## TEXT SHOWN
'''

Merge pull request #5951 from chengduoZH/fix_conv_doc

chengduo · web-flow · commit 5a3d1362f7fa · 2017-11-29T17:17:03.000+08:00
fix conv and conv_trans op doc
diff --git a/paddle/operators/conv_op.cc b/paddle/operators/conv_op.cc
@@ -97,7 +97,7 @@ Conv2DOpMaker::Conv2DOpMaker(framework::OpProto* proto,
       .SetDefault({0, 0});
   AddAttr<int>(
       "groups",
-      "(int default:1), the group size of convolution operator. "
+      "(int default:1), the groups number of the convolution operator. "
       "According to grouped convolution in Alex Krizhevsky's Deep CNN paper: "
       "when group=2, the first half of the filters is only connected to the "
       "first half of the input channels, while the second half of the filters "

'''

## WRITTEN PROBLEM
Using the commit diff above, decide whether each statement agrees with it, and answer yes or no, quoting the deciding words. 1. The new wording describes "groups" as the group size of the convolution operator. 2. The default value of "groups" is 2. 3. The description credits grouped convolution to Alex Krizhevsky's Deep CNN paper.

## SUPPLIED RECORDS
'''

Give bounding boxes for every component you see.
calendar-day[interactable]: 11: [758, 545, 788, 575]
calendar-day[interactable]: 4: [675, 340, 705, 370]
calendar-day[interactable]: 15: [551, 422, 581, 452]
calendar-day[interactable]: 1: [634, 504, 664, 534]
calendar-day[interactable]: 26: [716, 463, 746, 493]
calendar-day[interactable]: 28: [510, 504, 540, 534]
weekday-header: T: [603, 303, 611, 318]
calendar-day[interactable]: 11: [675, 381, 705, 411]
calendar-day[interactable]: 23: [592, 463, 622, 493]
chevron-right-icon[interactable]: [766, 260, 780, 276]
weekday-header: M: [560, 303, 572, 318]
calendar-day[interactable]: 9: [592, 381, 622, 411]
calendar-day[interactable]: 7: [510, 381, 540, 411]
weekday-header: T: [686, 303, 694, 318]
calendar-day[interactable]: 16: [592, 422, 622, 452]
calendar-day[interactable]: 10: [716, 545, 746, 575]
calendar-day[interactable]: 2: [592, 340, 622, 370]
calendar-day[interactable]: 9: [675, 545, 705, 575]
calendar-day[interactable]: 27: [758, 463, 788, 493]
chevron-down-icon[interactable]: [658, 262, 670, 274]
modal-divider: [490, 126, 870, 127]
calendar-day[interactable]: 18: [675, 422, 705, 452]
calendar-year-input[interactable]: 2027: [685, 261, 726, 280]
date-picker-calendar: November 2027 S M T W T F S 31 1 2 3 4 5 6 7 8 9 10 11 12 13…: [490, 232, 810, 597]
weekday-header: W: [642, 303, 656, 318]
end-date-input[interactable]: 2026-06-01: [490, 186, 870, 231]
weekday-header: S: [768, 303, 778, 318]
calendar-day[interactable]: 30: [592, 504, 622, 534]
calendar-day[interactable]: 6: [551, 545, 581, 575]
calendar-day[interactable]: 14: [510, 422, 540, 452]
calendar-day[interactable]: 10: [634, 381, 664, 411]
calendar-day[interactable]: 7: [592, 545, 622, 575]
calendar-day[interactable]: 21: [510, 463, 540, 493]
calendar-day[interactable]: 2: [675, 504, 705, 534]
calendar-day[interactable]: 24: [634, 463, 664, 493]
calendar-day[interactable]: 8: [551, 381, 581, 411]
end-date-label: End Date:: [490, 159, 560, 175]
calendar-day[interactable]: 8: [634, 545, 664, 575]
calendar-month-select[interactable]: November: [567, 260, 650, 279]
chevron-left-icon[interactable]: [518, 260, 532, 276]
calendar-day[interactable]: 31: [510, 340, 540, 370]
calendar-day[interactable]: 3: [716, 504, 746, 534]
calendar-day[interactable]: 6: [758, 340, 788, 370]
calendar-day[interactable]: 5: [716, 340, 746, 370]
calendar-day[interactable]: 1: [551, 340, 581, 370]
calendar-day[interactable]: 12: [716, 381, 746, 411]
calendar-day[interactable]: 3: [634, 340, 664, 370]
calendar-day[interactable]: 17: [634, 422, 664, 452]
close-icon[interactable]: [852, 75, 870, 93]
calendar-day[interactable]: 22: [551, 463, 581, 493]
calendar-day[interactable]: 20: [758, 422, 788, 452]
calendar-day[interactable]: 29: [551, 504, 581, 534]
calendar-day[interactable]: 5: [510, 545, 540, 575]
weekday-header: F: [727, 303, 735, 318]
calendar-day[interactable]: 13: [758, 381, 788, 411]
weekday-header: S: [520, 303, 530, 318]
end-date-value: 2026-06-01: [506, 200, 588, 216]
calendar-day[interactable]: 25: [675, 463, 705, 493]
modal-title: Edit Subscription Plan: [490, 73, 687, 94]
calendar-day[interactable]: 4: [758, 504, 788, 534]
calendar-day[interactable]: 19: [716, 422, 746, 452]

'''

## PROBLEM SOLUTION
1. No: "the groups number of the convolution operator."
2. No: "(int default:1)"
3. Yes: "According to grouped convolution in Alex Krizhevsky's Deep CNN paper"